→ What you should do
Rewrite these lines with every "FancyBboxPatch" changed to "RoundedBox" and nothing else altered, leaving out the picture.

--- Data for this exercise ---

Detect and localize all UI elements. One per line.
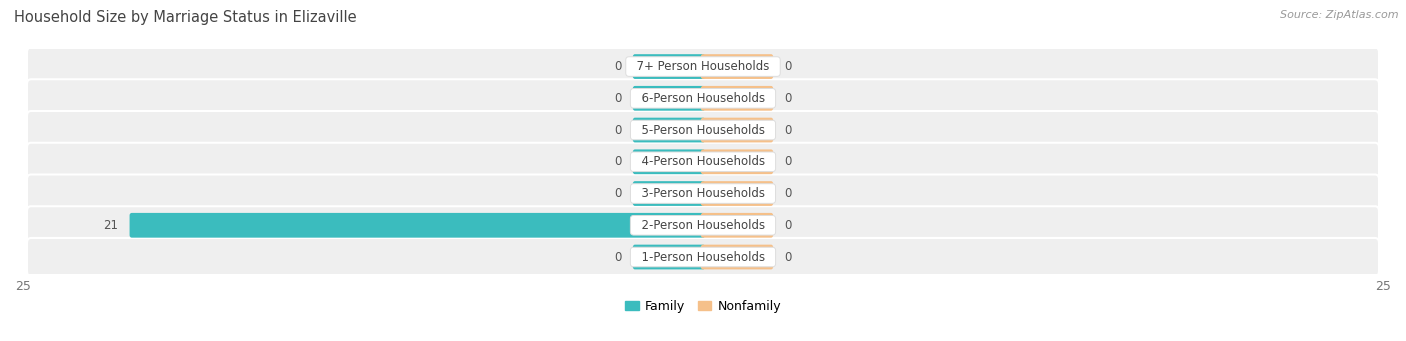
FancyBboxPatch shape xyxy=(633,149,706,174)
FancyBboxPatch shape xyxy=(700,54,773,79)
FancyBboxPatch shape xyxy=(700,181,773,206)
FancyBboxPatch shape xyxy=(633,86,706,111)
Text: 0: 0 xyxy=(614,60,621,73)
FancyBboxPatch shape xyxy=(27,111,1379,149)
Text: 0: 0 xyxy=(614,155,621,168)
Text: 21: 21 xyxy=(103,219,118,232)
FancyBboxPatch shape xyxy=(633,181,706,206)
FancyBboxPatch shape xyxy=(27,79,1379,117)
Text: 0: 0 xyxy=(785,219,792,232)
FancyBboxPatch shape xyxy=(633,118,706,143)
FancyBboxPatch shape xyxy=(129,213,706,238)
FancyBboxPatch shape xyxy=(700,118,773,143)
FancyBboxPatch shape xyxy=(27,47,1379,86)
Text: 6-Person Households: 6-Person Households xyxy=(634,92,772,105)
FancyBboxPatch shape xyxy=(27,238,1379,276)
Text: Household Size by Marriage Status in Elizaville: Household Size by Marriage Status in Eli… xyxy=(14,10,357,25)
Text: 2-Person Households: 2-Person Households xyxy=(634,219,772,232)
FancyBboxPatch shape xyxy=(633,54,706,79)
Text: 0: 0 xyxy=(614,187,621,200)
FancyBboxPatch shape xyxy=(700,213,773,238)
Text: 4-Person Households: 4-Person Households xyxy=(634,155,772,168)
Text: 0: 0 xyxy=(785,155,792,168)
Legend: Family, Nonfamily: Family, Nonfamily xyxy=(620,295,786,318)
FancyBboxPatch shape xyxy=(633,244,706,269)
Text: 0: 0 xyxy=(785,92,792,105)
Text: 0: 0 xyxy=(785,123,792,136)
Text: 7+ Person Households: 7+ Person Households xyxy=(628,60,778,73)
FancyBboxPatch shape xyxy=(27,206,1379,244)
Text: 0: 0 xyxy=(614,92,621,105)
FancyBboxPatch shape xyxy=(700,244,773,269)
Text: 0: 0 xyxy=(614,251,621,264)
Text: 0: 0 xyxy=(785,251,792,264)
FancyBboxPatch shape xyxy=(27,143,1379,181)
Text: 1-Person Households: 1-Person Households xyxy=(634,251,772,264)
FancyBboxPatch shape xyxy=(27,175,1379,212)
Text: 3-Person Households: 3-Person Households xyxy=(634,187,772,200)
Text: 5-Person Households: 5-Person Households xyxy=(634,123,772,136)
Text: 0: 0 xyxy=(785,187,792,200)
Text: 0: 0 xyxy=(785,60,792,73)
FancyBboxPatch shape xyxy=(700,149,773,174)
FancyBboxPatch shape xyxy=(700,86,773,111)
Text: 0: 0 xyxy=(614,123,621,136)
Text: Source: ZipAtlas.com: Source: ZipAtlas.com xyxy=(1281,10,1399,20)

---

→ In response
Detect and localize all UI elements. One per line.
RoundedBox shape xyxy=(633,149,706,174)
RoundedBox shape xyxy=(700,54,773,79)
RoundedBox shape xyxy=(700,181,773,206)
RoundedBox shape xyxy=(633,86,706,111)
Text: 0: 0 xyxy=(614,60,621,73)
RoundedBox shape xyxy=(27,111,1379,149)
Text: 0: 0 xyxy=(614,155,621,168)
Text: 21: 21 xyxy=(103,219,118,232)
RoundedBox shape xyxy=(633,181,706,206)
RoundedBox shape xyxy=(27,79,1379,117)
Text: 0: 0 xyxy=(785,219,792,232)
RoundedBox shape xyxy=(633,118,706,143)
RoundedBox shape xyxy=(129,213,706,238)
RoundedBox shape xyxy=(700,118,773,143)
RoundedBox shape xyxy=(27,47,1379,86)
Text: 6-Person Households: 6-Person Households xyxy=(634,92,772,105)
RoundedBox shape xyxy=(27,238,1379,276)
Text: Household Size by Marriage Status in Elizaville: Household Size by Marriage Status in Eli… xyxy=(14,10,357,25)
Text: 2-Person Households: 2-Person Households xyxy=(634,219,772,232)
RoundedBox shape xyxy=(633,54,706,79)
Text: 0: 0 xyxy=(614,187,621,200)
RoundedBox shape xyxy=(700,213,773,238)
Text: 4-Person Households: 4-Person Households xyxy=(634,155,772,168)
Text: 0: 0 xyxy=(785,155,792,168)
Legend: Family, Nonfamily: Family, Nonfamily xyxy=(620,295,786,318)
RoundedBox shape xyxy=(633,244,706,269)
Text: 0: 0 xyxy=(785,92,792,105)
Text: 0: 0 xyxy=(785,123,792,136)
Text: 7+ Person Households: 7+ Person Households xyxy=(628,60,778,73)
RoundedBox shape xyxy=(27,206,1379,244)
Text: 0: 0 xyxy=(614,92,621,105)
RoundedBox shape xyxy=(700,244,773,269)
Text: 0: 0 xyxy=(614,251,621,264)
Text: 0: 0 xyxy=(785,251,792,264)
RoundedBox shape xyxy=(27,143,1379,181)
Text: 1-Person Households: 1-Person Households xyxy=(634,251,772,264)
RoundedBox shape xyxy=(27,175,1379,212)
Text: 3-Person Households: 3-Person Households xyxy=(634,187,772,200)
Text: 5-Person Households: 5-Person Households xyxy=(634,123,772,136)
Text: 0: 0 xyxy=(785,187,792,200)
Text: 0: 0 xyxy=(785,60,792,73)
RoundedBox shape xyxy=(700,149,773,174)
RoundedBox shape xyxy=(700,86,773,111)
Text: 0: 0 xyxy=(614,123,621,136)
Text: Source: ZipAtlas.com: Source: ZipAtlas.com xyxy=(1281,10,1399,20)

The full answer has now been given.